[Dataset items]
━━━━━━━━━━━━━━━━

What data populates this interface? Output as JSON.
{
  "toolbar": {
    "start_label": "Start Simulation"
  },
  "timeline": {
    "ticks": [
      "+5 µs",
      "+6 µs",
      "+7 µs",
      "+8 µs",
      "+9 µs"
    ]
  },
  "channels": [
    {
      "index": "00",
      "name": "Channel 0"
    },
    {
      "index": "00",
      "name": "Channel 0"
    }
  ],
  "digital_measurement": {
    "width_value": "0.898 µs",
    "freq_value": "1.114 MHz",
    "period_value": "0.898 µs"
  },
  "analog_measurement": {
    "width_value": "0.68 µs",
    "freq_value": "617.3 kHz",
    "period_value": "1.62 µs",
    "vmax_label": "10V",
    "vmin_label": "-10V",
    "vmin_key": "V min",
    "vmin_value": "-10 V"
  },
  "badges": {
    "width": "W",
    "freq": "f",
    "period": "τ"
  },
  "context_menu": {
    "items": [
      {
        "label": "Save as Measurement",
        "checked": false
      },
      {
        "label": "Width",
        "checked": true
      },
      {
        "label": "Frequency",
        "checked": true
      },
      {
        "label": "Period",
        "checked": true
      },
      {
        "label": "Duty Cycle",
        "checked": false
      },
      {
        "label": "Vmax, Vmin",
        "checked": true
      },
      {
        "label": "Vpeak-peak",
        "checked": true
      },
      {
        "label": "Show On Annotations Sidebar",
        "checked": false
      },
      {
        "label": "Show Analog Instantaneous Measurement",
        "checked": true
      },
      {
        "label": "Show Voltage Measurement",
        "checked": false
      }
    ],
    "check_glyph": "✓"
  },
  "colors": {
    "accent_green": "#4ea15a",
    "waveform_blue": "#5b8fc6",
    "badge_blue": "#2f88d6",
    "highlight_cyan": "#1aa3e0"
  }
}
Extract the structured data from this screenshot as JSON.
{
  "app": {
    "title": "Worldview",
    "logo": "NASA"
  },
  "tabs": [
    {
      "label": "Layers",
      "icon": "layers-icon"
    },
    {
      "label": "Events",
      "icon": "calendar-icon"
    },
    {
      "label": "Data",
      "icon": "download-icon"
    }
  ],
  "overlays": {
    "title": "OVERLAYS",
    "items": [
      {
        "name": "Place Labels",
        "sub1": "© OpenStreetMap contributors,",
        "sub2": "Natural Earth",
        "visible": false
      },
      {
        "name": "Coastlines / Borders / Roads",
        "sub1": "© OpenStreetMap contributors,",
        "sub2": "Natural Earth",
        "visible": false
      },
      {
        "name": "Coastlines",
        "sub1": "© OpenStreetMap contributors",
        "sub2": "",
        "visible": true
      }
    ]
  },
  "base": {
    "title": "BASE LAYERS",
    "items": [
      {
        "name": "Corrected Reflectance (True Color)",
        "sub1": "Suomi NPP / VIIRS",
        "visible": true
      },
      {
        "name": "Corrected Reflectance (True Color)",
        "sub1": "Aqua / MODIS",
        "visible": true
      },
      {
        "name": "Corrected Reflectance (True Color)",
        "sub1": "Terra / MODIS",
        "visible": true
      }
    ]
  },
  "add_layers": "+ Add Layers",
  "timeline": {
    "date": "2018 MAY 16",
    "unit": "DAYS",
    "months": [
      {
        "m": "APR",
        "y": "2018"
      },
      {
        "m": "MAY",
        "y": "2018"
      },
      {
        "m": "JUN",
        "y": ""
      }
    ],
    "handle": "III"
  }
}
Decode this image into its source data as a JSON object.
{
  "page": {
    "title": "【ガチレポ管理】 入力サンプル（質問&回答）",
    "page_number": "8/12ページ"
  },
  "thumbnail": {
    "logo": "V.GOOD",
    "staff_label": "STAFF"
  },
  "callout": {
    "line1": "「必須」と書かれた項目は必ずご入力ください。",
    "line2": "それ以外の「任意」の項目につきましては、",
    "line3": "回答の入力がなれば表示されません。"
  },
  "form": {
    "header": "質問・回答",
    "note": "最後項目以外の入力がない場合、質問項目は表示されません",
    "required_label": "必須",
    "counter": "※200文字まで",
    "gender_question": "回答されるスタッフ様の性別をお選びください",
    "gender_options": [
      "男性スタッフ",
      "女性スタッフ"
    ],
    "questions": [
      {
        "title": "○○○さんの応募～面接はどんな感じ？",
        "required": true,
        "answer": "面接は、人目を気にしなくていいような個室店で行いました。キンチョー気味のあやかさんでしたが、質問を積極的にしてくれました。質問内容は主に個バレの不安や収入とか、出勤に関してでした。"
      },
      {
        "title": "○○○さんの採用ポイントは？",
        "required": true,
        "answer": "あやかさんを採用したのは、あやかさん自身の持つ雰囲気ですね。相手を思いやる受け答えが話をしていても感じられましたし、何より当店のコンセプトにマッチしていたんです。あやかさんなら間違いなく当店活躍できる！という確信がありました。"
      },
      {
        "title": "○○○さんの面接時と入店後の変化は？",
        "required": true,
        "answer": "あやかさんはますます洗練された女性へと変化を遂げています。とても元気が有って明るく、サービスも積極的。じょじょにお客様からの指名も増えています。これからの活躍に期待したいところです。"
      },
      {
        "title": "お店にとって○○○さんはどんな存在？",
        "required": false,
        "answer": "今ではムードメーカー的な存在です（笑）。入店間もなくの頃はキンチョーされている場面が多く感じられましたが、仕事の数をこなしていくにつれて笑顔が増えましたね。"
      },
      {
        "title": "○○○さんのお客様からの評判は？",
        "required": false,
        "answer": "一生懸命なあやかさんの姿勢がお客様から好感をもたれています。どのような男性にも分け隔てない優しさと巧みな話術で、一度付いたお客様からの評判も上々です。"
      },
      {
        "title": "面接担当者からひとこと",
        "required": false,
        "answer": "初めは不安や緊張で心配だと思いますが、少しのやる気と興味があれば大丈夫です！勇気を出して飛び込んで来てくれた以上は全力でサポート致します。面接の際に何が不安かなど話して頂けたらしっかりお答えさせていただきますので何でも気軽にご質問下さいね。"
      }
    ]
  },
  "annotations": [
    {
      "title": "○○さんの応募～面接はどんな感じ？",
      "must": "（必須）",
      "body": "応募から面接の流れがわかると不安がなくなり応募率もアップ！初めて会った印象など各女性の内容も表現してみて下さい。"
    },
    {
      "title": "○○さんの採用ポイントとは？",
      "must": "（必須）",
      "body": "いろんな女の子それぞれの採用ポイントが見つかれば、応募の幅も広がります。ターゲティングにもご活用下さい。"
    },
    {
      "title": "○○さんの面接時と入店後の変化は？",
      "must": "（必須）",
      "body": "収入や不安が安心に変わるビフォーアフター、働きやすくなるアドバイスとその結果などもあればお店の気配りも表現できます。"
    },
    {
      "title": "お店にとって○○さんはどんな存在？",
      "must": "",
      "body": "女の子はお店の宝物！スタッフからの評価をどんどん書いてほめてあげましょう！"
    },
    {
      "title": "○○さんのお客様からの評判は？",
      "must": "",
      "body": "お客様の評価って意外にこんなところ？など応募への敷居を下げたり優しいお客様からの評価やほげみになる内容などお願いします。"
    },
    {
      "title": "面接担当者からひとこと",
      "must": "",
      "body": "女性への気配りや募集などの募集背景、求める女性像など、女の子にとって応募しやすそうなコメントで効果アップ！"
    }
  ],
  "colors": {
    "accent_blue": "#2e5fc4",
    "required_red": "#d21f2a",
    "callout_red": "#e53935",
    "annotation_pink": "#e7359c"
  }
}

━━━━━━━━━━━━━━━━

Required task
Go through the listing and copy all of it exactly.

Task answer
What data populates this interface? Output as JSON.
{
  "toolbar": {
    "start_label": "Start Simulation"
  },
  "timeline": {
    "ticks": [
      "+5 µs",
      "+6 µs",
      "+7 µs",
      "+8 µs",
      "+9 µs"
    ]
  },
  "channels": [
    {
      "index": "00",
      "name": "Channel 0"
    },
    {
      "index": "00",
      "name": "Channel 0"
    }
  ],
  "digital_measurement": {
    "width_value": "0.898 µs",
    "freq_value": "1.114 MHz",
    "period_value": "0.898 µs"
  },
  "analog_measurement": {
    "width_value": "0.68 µs",
    "freq_value": "617.3 kHz",
    "period_value": "1.62 µs",
    "vmax_label": "10V",
    "vmin_label": "-10V",
    "vmin_key": "V min",
    "vmin_value": "-10 V"
  },
  "badges": {
    "width": "W",
    "freq": "f",
    "period": "τ"
  },
  "context_menu": {
    "items": [
      {
        "label": "Save as Measurement",
        "checked": false
      },
      {
        "label": "Width",
        "checked": true
      },
      {
        "label": "Frequency",
        "checked": true
      },
      {
        "label": "Period",
        "checked": true
      },
      {
        "label": "Duty Cycle",
        "checked": false
      },
      {
        "label": "Vmax, Vmin",
        "checked": true
      },
      {
        "label": "Vpeak-peak",
        "checked": true
      },
      {
        "label": "Show On Annotations Sidebar",
        "checked": false
      },
      {
        "label": "Show Analog Instantaneous Measurement",
        "checked": true
      },
      {
        "label": "Show Voltage Measurement",
        "checked": false
      }
    ],
    "check_glyph": "✓"
  },
  "colors": {
    "accent_green": "#4ea15a",
    "waveform_blue": "#5b8fc6",
    "badge_blue": "#2f88d6",
    "highlight_cyan": "#1aa3e0"
  }
}
Extract the structured data from this screenshot as JSON.
{
  "app": {
    "title": "Worldview",
    "logo": "NASA"
  },
  "tabs": [
    {
      "label": "Layers",
      "icon": "layers-icon"
    },
    {
      "label": "Events",
      "icon": "calendar-icon"
    },
    {
      "label": "Data",
      "icon": "download-icon"
    }
  ],
  "overlays": {
    "title": "OVERLAYS",
    "items": [
      {
        "name": "Place Labels",
        "sub1": "© OpenStreetMap contributors,",
        "sub2": "Natural Earth",
        "visible": false
      },
      {
        "name": "Coastlines / Borders / Roads",
        "sub1": "© OpenStreetMap contributors,",
        "sub2": "Natural Earth",
        "visible": false
      },
      {
        "name": "Coastlines",
        "sub1": "© OpenStreetMap contributors",
        "sub2": "",
        "visible": true
      }
    ]
  },
  "base": {
    "title": "BASE LAYERS",
    "items": [
      {
        "name": "Corrected Reflectance (True Color)",
        "sub1": "Suomi NPP / VIIRS",
        "visible": true
      },
      {
        "name": "Corrected Reflectance (True Color)",
        "sub1": "Aqua / MODIS",
        "visible": true
      },
      {
        "name": "Corrected Reflectance (True Color)",
        "sub1": "Terra / MODIS",
        "visible": true
      }
    ]
  },
  "add_layers": "+ Add Layers",
  "timeline": {
    "date": "2018 MAY 16",
    "unit": "DAYS",
    "months": [
      {
        "m": "APR",
        "y": "2018"
      },
      {
        "m": "MAY",
        "y": "2018"
      },
      {
        "m": "JUN",
        "y": ""
      }
    ],
    "handle": "III"
  }
}
Decode this image into its source data as a JSON object.
{
  "page": {
    "title": "【ガチレポ管理】 入力サンプル（質問&回答）",
    "page_number": "8/12ページ"
  },
  "thumbnail": {
    "logo": "V.GOOD",
    "staff_label": "STAFF"
  },
  "callout": {
    "line1": "「必須」と書かれた項目は必ずご入力ください。",
    "line2": "それ以外の「任意」の項目につきましては、",
    "line3": "回答の入力がなれば表示されません。"
  },
  "form": {
    "header": "質問・回答",
    "note": "最後項目以外の入力がない場合、質問項目は表示されません",
    "required_label": "必須",
    "counter": "※200文字まで",
    "gender_question": "回答されるスタッフ様の性別をお選びください",
    "gender_options": [
      "男性スタッフ",
      "女性スタッフ"
    ],
    "questions": [
      {
        "title": "○○○さんの応募～面接はどんな感じ？",
        "required": true,
        "answer": "面接は、人目を気にしなくていいような個室店で行いました。キンチョー気味のあやかさんでしたが、質問を積極的にしてくれました。質問内容は主に個バレの不安や収入とか、出勤に関してでした。"
      },
      {
        "title": "○○○さんの採用ポイントは？",
        "required": true,
        "answer": "あやかさんを採用したのは、あやかさん自身の持つ雰囲気ですね。相手を思いやる受け答えが話をしていても感じられましたし、何より当店のコンセプトにマッチしていたんです。あやかさんなら間違いなく当店活躍できる！という確信がありました。"
      },
      {
        "title": "○○○さんの面接時と入店後の変化は？",
        "required": true,
        "answer": "あやかさんはますます洗練された女性へと変化を遂げています。とても元気が有って明るく、サービスも積極的。じょじょにお客様からの指名も増えています。これからの活躍に期待したいところです。"
      },
      {
        "title": "お店にとって○○○さんはどんな存在？",
        "required": false,
        "answer": "今ではムードメーカー的な存在です（笑）。入店間もなくの頃はキンチョーされている場面が多く感じられましたが、仕事の数をこなしていくにつれて笑顔が増えましたね。"
      },
      {
        "title": "○○○さんのお客様からの評判は？",
        "required": false,
        "answer": "一生懸命なあやかさんの姿勢がお客様から好感をもたれています。どのような男性にも分け隔てない優しさと巧みな話術で、一度付いたお客様からの評判も上々です。"
      },
      {
        "title": "面接担当者からひとこと",
        "required": false,
        "answer": "初めは不安や緊張で心配だと思いますが、少しのやる気と興味があれば大丈夫です！勇気を出して飛び込んで来てくれた以上は全力でサポート致します。面接の際に何が不安かなど話して頂けたらしっかりお答えさせていただきますので何でも気軽にご質問下さいね。"
      }
    ]
  },
  "annotations": [
    {
      "title": "○○さんの応募～面接はどんな感じ？",
      "must": "（必須）",
      "body": "応募から面接の流れがわかると不安がなくなり応募率もアップ！初めて会った印象など各女性の内容も表現してみて下さい。"
    },
    {
      "title": "○○さんの採用ポイントとは？",
      "must": "（必須）",
      "body": "いろんな女の子それぞれの採用ポイントが見つかれば、応募の幅も広がります。ターゲティングにもご活用下さい。"
    },
    {
      "title": "○○さんの面接時と入店後の変化は？",
      "must": "（必須）",
      "body": "収入や不安が安心に変わるビフォーアフター、働きやすくなるアドバイスとその結果などもあればお店の気配りも表現できます。"
    },
    {
      "title": "お店にとって○○さんはどんな存在？",
      "must": "",
      "body": "女の子はお店の宝物！スタッフからの評価をどんどん書いてほめてあげましょう！"
    },
    {
      "title": "○○さんのお客様からの評判は？",
      "must": "",
      "body": "お客様の評価って意外にこんなところ？など応募への敷居を下げたり優しいお客様からの評価やほげみになる内容などお願いします。"
    },
    {
      "title": "面接担当者からひとこと",
      "must": "",
      "body": "女性への気配りや募集などの募集背景、求める女性像など、女の子にとって応募しやすそうなコメントで効果アップ！"
    }
  ],
  "colors": {
    "accent_blue": "#2e5fc4",
    "required_red": "#d21f2a",
    "callout_red": "#e53935",
    "annotation_pink": "#e7359c"
  }
}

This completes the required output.